#### WORK TO BE COMPLETED:
Do not carry the pictures over; copy every other part of the entries exactly.

#### TASK INPUTS:

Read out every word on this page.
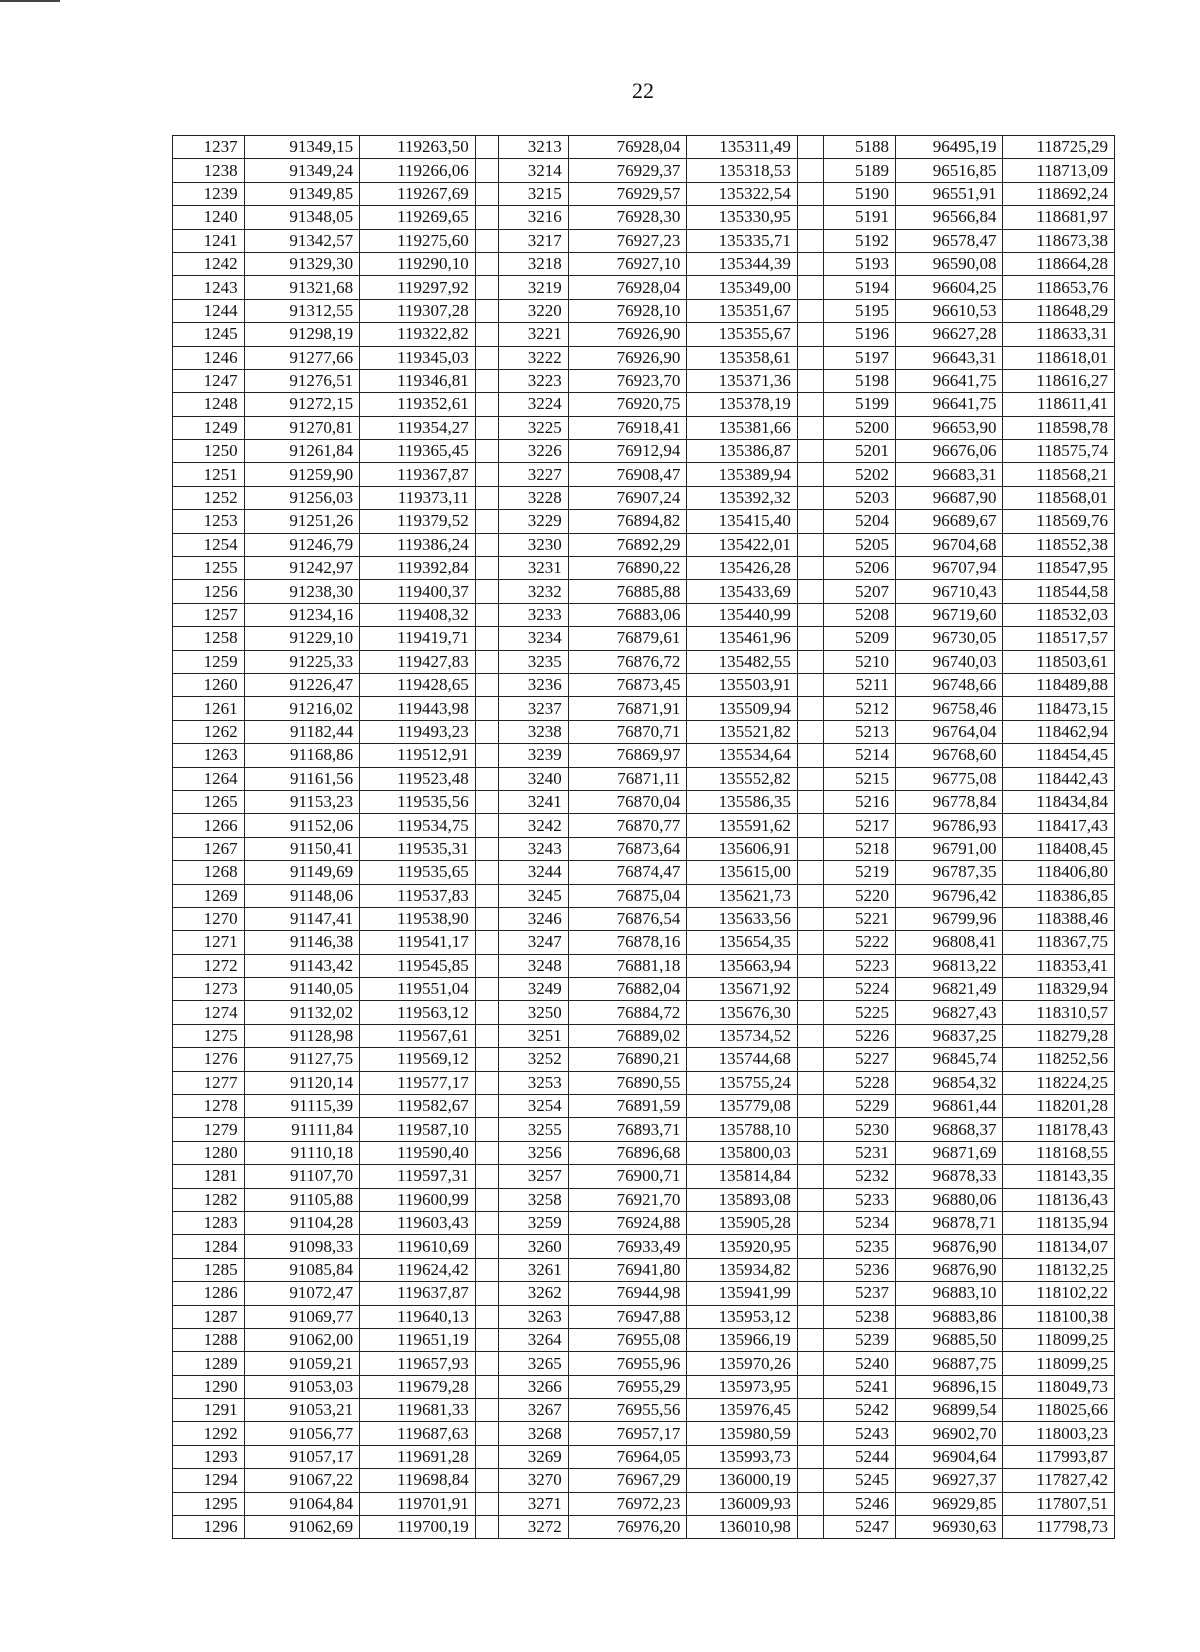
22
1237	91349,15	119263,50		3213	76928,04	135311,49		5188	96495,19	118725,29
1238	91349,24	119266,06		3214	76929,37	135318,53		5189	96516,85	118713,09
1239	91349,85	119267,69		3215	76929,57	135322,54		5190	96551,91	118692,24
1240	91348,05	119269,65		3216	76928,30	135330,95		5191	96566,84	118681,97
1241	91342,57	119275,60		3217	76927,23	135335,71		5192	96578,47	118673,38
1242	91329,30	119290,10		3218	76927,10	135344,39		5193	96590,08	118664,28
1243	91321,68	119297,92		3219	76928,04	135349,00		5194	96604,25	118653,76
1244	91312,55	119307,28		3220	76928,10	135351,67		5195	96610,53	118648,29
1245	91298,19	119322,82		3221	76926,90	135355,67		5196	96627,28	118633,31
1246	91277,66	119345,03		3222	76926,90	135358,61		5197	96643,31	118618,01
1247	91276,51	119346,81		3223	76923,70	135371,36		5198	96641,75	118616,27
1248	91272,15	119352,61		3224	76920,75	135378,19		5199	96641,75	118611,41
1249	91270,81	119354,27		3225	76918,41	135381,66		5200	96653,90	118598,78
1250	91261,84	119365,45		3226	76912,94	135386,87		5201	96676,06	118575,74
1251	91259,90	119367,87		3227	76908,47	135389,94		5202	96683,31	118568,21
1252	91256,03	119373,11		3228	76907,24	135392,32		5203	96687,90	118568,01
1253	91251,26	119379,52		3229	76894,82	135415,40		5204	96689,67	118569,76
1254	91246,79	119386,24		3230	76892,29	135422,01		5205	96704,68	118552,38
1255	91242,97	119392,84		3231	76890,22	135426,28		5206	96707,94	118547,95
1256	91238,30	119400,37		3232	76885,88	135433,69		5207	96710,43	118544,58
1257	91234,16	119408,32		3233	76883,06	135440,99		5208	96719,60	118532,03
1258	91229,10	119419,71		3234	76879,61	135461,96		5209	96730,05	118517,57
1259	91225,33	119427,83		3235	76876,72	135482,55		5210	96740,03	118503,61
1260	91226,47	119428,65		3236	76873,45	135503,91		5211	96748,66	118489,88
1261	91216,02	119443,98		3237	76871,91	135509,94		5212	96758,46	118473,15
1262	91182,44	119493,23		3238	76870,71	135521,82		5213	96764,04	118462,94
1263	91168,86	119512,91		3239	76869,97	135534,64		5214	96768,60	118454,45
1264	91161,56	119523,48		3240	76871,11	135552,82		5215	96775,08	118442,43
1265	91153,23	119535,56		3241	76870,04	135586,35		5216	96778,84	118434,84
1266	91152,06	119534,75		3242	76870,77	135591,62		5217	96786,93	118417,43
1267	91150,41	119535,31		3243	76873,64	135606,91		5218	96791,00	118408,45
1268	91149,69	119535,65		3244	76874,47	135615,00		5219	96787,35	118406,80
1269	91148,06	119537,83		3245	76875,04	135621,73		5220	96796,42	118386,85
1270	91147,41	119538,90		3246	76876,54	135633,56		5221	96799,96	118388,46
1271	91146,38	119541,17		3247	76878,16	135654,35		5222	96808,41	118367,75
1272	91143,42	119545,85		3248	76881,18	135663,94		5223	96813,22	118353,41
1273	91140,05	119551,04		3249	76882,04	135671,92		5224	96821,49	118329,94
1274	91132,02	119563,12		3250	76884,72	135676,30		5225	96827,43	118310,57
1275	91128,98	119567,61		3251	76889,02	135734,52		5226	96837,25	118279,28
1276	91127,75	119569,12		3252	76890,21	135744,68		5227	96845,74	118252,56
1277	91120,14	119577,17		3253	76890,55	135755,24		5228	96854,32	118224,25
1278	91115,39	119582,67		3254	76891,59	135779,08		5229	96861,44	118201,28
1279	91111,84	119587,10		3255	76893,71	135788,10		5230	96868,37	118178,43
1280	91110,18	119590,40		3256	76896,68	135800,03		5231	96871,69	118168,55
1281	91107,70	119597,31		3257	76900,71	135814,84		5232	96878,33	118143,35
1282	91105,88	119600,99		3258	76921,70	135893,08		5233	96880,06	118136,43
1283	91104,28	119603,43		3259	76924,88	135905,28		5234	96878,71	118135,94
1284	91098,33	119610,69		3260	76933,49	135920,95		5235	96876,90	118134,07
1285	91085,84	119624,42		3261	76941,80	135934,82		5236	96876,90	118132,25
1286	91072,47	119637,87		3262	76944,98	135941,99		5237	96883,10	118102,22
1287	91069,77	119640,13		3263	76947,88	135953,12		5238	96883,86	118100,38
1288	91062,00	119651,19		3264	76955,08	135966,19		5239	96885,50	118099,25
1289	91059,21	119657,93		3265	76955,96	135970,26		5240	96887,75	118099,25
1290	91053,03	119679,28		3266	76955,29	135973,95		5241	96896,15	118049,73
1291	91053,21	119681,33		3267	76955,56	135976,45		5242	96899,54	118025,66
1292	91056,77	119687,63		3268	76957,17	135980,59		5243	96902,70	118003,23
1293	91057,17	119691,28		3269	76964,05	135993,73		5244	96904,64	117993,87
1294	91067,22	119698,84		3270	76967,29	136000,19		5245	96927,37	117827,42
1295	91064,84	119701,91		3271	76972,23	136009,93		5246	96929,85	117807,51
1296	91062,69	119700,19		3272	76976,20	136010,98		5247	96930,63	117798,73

#### RESULT OF THE TASK:
Read out every word on this page.
22
1237	91349,15	119263,50		3213	76928,04	135311,49		5188	96495,19	118725,29
1238	91349,24	119266,06		3214	76929,37	135318,53		5189	96516,85	118713,09
1239	91349,85	119267,69		3215	76929,57	135322,54		5190	96551,91	118692,24
1240	91348,05	119269,65		3216	76928,30	135330,95		5191	96566,84	118681,97
1241	91342,57	119275,60		3217	76927,23	135335,71		5192	96578,47	118673,38
1242	91329,30	119290,10		3218	76927,10	135344,39		5193	96590,08	118664,28
1243	91321,68	119297,92		3219	76928,04	135349,00		5194	96604,25	118653,76
1244	91312,55	119307,28		3220	76928,10	135351,67		5195	96610,53	118648,29
1245	91298,19	119322,82		3221	76926,90	135355,67		5196	96627,28	118633,31
1246	91277,66	119345,03		3222	76926,90	135358,61		5197	96643,31	118618,01
1247	91276,51	119346,81		3223	76923,70	135371,36		5198	96641,75	118616,27
1248	91272,15	119352,61		3224	76920,75	135378,19		5199	96641,75	118611,41
1249	91270,81	119354,27		3225	76918,41	135381,66		5200	96653,90	118598,78
1250	91261,84	119365,45		3226	76912,94	135386,87		5201	96676,06	118575,74
1251	91259,90	119367,87		3227	76908,47	135389,94		5202	96683,31	118568,21
1252	91256,03	119373,11		3228	76907,24	135392,32		5203	96687,90	118568,01
1253	91251,26	119379,52		3229	76894,82	135415,40		5204	96689,67	118569,76
1254	91246,79	119386,24		3230	76892,29	135422,01		5205	96704,68	118552,38
1255	91242,97	119392,84		3231	76890,22	135426,28		5206	96707,94	118547,95
1256	91238,30	119400,37		3232	76885,88	135433,69		5207	96710,43	118544,58
1257	91234,16	119408,32		3233	76883,06	135440,99		5208	96719,60	118532,03
1258	91229,10	119419,71		3234	76879,61	135461,96		5209	96730,05	118517,57
1259	91225,33	119427,83		3235	76876,72	135482,55		5210	96740,03	118503,61
1260	91226,47	119428,65		3236	76873,45	135503,91		5211	96748,66	118489,88
1261	91216,02	119443,98		3237	76871,91	135509,94		5212	96758,46	118473,15
1262	91182,44	119493,23		3238	76870,71	135521,82		5213	96764,04	118462,94
1263	91168,86	119512,91		3239	76869,97	135534,64		5214	96768,60	118454,45
1264	91161,56	119523,48		3240	76871,11	135552,82		5215	96775,08	118442,43
1265	91153,23	119535,56		3241	76870,04	135586,35		5216	96778,84	118434,84
1266	91152,06	119534,75		3242	76870,77	135591,62		5217	96786,93	118417,43
1267	91150,41	119535,31		3243	76873,64	135606,91		5218	96791,00	118408,45
1268	91149,69	119535,65		3244	76874,47	135615,00		5219	96787,35	118406,80
1269	91148,06	119537,83		3245	76875,04	135621,73		5220	96796,42	118386,85
1270	91147,41	119538,90		3246	76876,54	135633,56		5221	96799,96	118388,46
1271	91146,38	119541,17		3247	76878,16	135654,35		5222	96808,41	118367,75
1272	91143,42	119545,85		3248	76881,18	135663,94		5223	96813,22	118353,41
1273	91140,05	119551,04		3249	76882,04	135671,92		5224	96821,49	118329,94
1274	91132,02	119563,12		3250	76884,72	135676,30		5225	96827,43	118310,57
1275	91128,98	119567,61		3251	76889,02	135734,52		5226	96837,25	118279,28
1276	91127,75	119569,12		3252	76890,21	135744,68		5227	96845,74	118252,56
1277	91120,14	119577,17		3253	76890,55	135755,24		5228	96854,32	118224,25
1278	91115,39	119582,67		3254	76891,59	135779,08		5229	96861,44	118201,28
1279	91111,84	119587,10		3255	76893,71	135788,10		5230	96868,37	118178,43
1280	91110,18	119590,40		3256	76896,68	135800,03		5231	96871,69	118168,55
1281	91107,70	119597,31		3257	76900,71	135814,84		5232	96878,33	118143,35
1282	91105,88	119600,99		3258	76921,70	135893,08		5233	96880,06	118136,43
1283	91104,28	119603,43		3259	76924,88	135905,28		5234	96878,71	118135,94
1284	91098,33	119610,69		3260	76933,49	135920,95		5235	96876,90	118134,07
1285	91085,84	119624,42		3261	76941,80	135934,82		5236	96876,90	118132,25
1286	91072,47	119637,87		3262	76944,98	135941,99		5237	96883,10	118102,22
1287	91069,77	119640,13		3263	76947,88	135953,12		5238	96883,86	118100,38
1288	91062,00	119651,19		3264	76955,08	135966,19		5239	96885,50	118099,25
1289	91059,21	119657,93		3265	76955,96	135970,26		5240	96887,75	118099,25
1290	91053,03	119679,28		3266	76955,29	135973,95		5241	96896,15	118049,73
1291	91053,21	119681,33		3267	76955,56	135976,45		5242	96899,54	118025,66
1292	91056,77	119687,63		3268	76957,17	135980,59		5243	96902,70	118003,23
1293	91057,17	119691,28		3269	76964,05	135993,73		5244	96904,64	117993,87
1294	91067,22	119698,84		3270	76967,29	136000,19		5245	96927,37	117827,42
1295	91064,84	119701,91		3271	76972,23	136009,93		5246	96929,85	117807,51
1296	91062,69	119700,19		3272	76976,20	136010,98		5247	96930,63	117798,73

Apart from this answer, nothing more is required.